#### Your instructions:
Copy out every line that contains "giorni".
[Material shown start]
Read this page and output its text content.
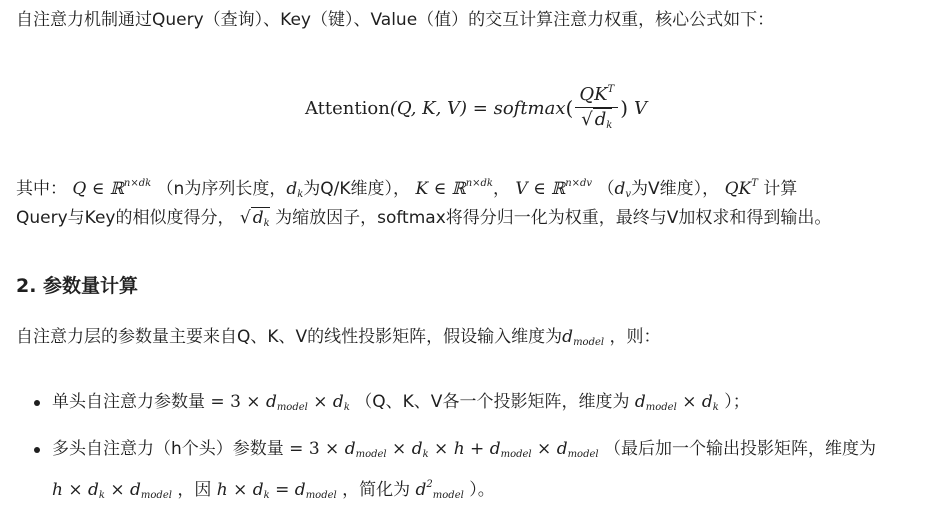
自注意力机制通过Query（查询）、Key（键）、Value（值）的交互计算注意力权重，核心公式如下：
Attention (Q, K, V) = softmax ( $\frac{QK^T}{√ d_k}$ ) V
其中： Q ∈ ℝ$^{n\times dk}$ （n为序列长度，$d_k$为Q/K维度）， K ∈ ℝ$^{n\times dk}$， V ∈ ℝ$^{n\times dv}$ （$d_v$为V维度）， $QK^T$ 计算
Query与Key的相似度得分， √ $d_k$ 为缩放因子，softmax将得分归一化为权重，最终与V加权求和得到输出。
2. 参数量计算
自注意力层的参数量主要来自Q、K、V的线性投影矩阵，假设输入维度为$d_{model}$ ，则：
单头自注意力参数量 = $3 \times d_{model} \times d_k$ （Q、K、V各一个投影矩阵，维度为 $d_{model} \times d_k$ ）；
多头自注意力（h个头）参数量 = $3 \times d_{model} \times d_k \times h + d_{model} \times d_{model}$ （最后加一个输出投影矩阵，维度为
$h \times d_k \times d_{model}$ ，因 $h \times d_k = d_{model}$ ，简化为 $d^2_{model}$ ）。
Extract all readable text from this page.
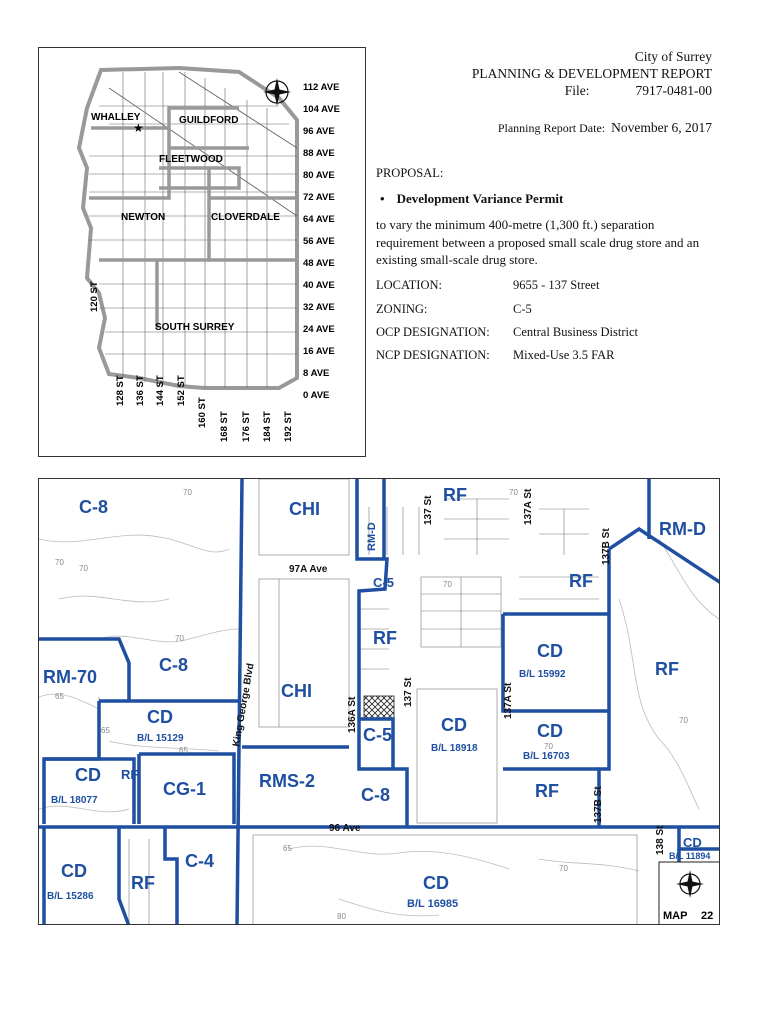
City of Surrey
PLANNING & DEVELOPMENT REPORT
File:	7917-0481-00
Planning Report Date: November 6, 2017
PROPOSAL:
• Development Variance Permit
to vary the minimum 400-metre (1,300 ft.) separation requirement between a proposed small scale drug store and an existing small-scale drug store.
LOCATION:	9655 - 137 Street
ZONING:	C-5
OCP DESIGNATION: Central Business District
NCP DESIGNATION: Mixed-Use 3.5 FAR
WHALLEY	GUILDFORD
FLEETWOOD
NEWTON	CLOVERDALE
SOUTH SURREY
★
112 AVE
104 AVE
96 AVE
88 AVE
80 AVE
72 AVE
64 AVE
56 AVE
48 AVE
40 AVE
32 AVE
24 AVE
16 AVE
8 AVE
0 AVE
120 ST
128 ST 136 ST 144 ST 152 ST
160 ST 168 ST 176 ST 184 ST 192 ST
97A Ave
96 Ave
King George Blvd
137 St	137A St
137B St
136A St
137 St	137A St
137B St
138 St
70
70
70
70
70
65
65
65
70
70
65
80
70
70
C-8	CHI
RM-D
RF
RM-D
C-5	RF
RF
RF
RM-70
C-8
CHI
CD
B/L 15129
CD
B/L 18077
RF
CG-1	RMS-2
C-5
C-8
CD
B/L 18918
CD
B/L 15992
CD
B/L 16703
RF
CD
B/L 15286
RF
C-4
CD
B/L 16985
CD
B/L 11894
MAP 22
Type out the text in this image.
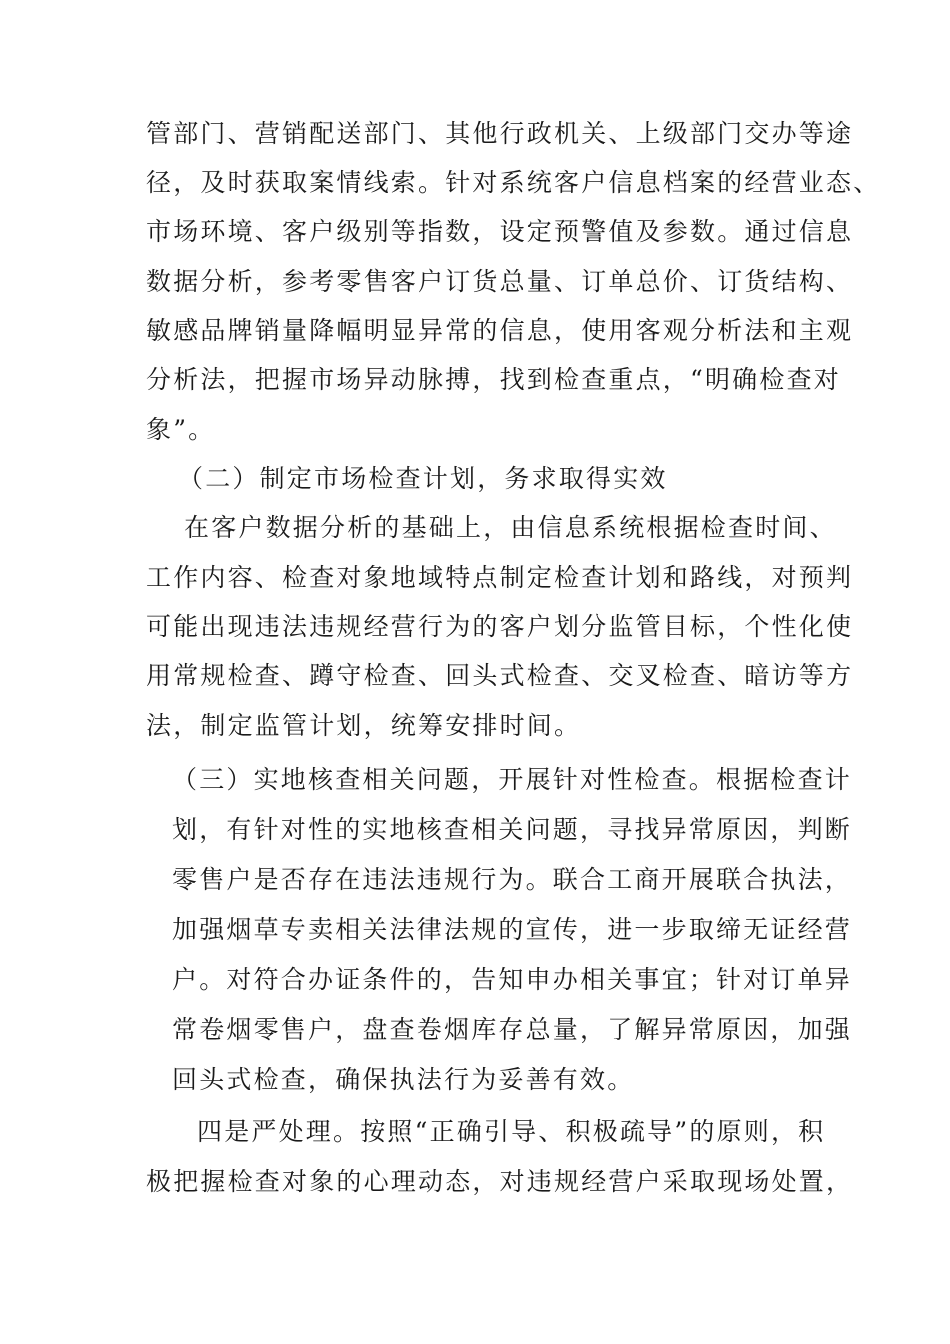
管部门、营销配送部门、其他行政机关、上级部门交办等途

径，及时获取案情线索。针对系统客户信息档案的经营业态、

市场环境、客户级别等指数，设定预警值及参数。通过信息

数据分析，参考零售客户订货总量、订单总价、订货结构、

敏感品牌销量降幅明显异常的信息，使用客观分析法和主观

分析法，把握市场异动脉搏，找到检查重点，“明确检查对

象”。

（二）制定市场检查计划，务求取得实效

在客户数据分析的基础上，由信息系统根据检查时间、

工作内容、检查对象地域特点制定检查计划和路线，对预判

可能出现违法违规经营行为的客户划分监管目标，个性化使

用常规检查、蹲守检查、回头式检查、交叉检查、暗访等方

法，制定监管计划，统筹安排时间。

（三）实地核查相关问题，开展针对性检查。根据检查计

划，有针对性的实地核查相关问题，寻找异常原因，判断

零售户是否存在违法违规行为。联合工商开展联合执法，

加强烟草专卖相关法律法规的宣传，进一步取缔无证经营

户。对符合办证条件的，告知申办相关事宜；针对订单异

常卷烟零售户，盘查卷烟库存总量，了解异常原因，加强

回头式检查，确保执法行为妥善有效。

四是严处理。按照“正确引导、积极疏导”的原则，积

极把握检查对象的心理动态，对违规经营户采取现场处置，
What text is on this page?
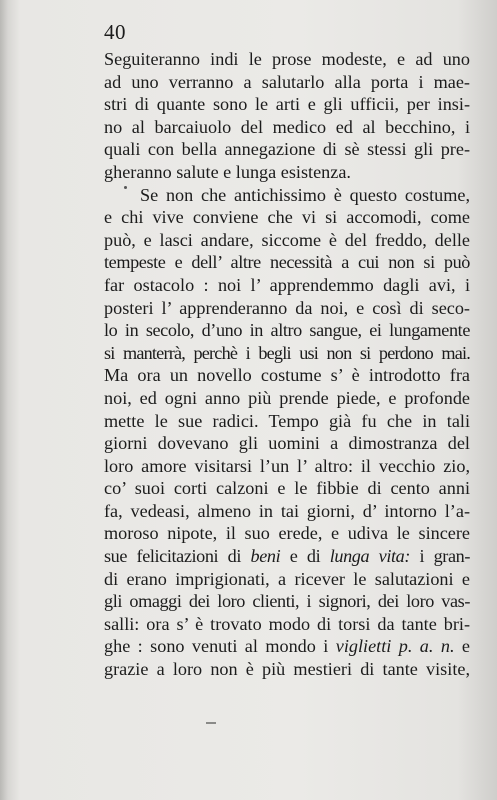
40
Seguiteranno indi le prose modeste, e ad uno
ad uno verranno a salutarlo alla porta i mae-
stri di quante sono le arti e gli ufficii, per insi-
no al barcaiuolo del medico ed al becchino, i
quali con bella annegazione di sè stessi gli pre-
gheranno salute e lunga esistenza.
Se non che antichissimo è questo costume,
e chi vive conviene che vi si accomodi, come
può, e lasci andare, siccome è del freddo, delle
tempeste e dell’ altre necessità a cui non si può
far ostacolo : noi l’ apprendemmo dagli avi, i
posteri l’ apprenderanno da noi, e così di seco-
lo in secolo, d’uno in altro sangue, ei lungamente
si manterrà, perchè i begli usi non si perdono mai.
Ma ora un novello costume s’ è introdotto fra
noi, ed ogni anno più prende piede, e profonde
mette le sue radici. Tempo già fu che in tali
giorni dovevano gli uomini a dimostranza del
loro amore visitarsi l’un l’ altro: il vecchio zio,
co’ suoi corti calzoni e le fibbie di cento anni
fa, vedeasi, almeno in tai giorni, d’ intorno l’a-
moroso nipote, il suo erede, e udiva le sincere
sue felicitazioni di beni e di lunga vita: i gran-
di erano imprigionati, a ricever le salutazioni e
gli omaggi dei loro clienti, i signori, dei loro vas-
salli: ora s’ è trovato modo di torsi da tante bri-
ghe : sono venuti al mondo i viglietti p. a. n. e
grazie a loro non è più mestieri di tante visite,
[Material shown end]
#### Result:
giorni dovevano gli uomini a dimostranza del
fa, vedeasi, almeno in tai giorni, d’ intorno l’a-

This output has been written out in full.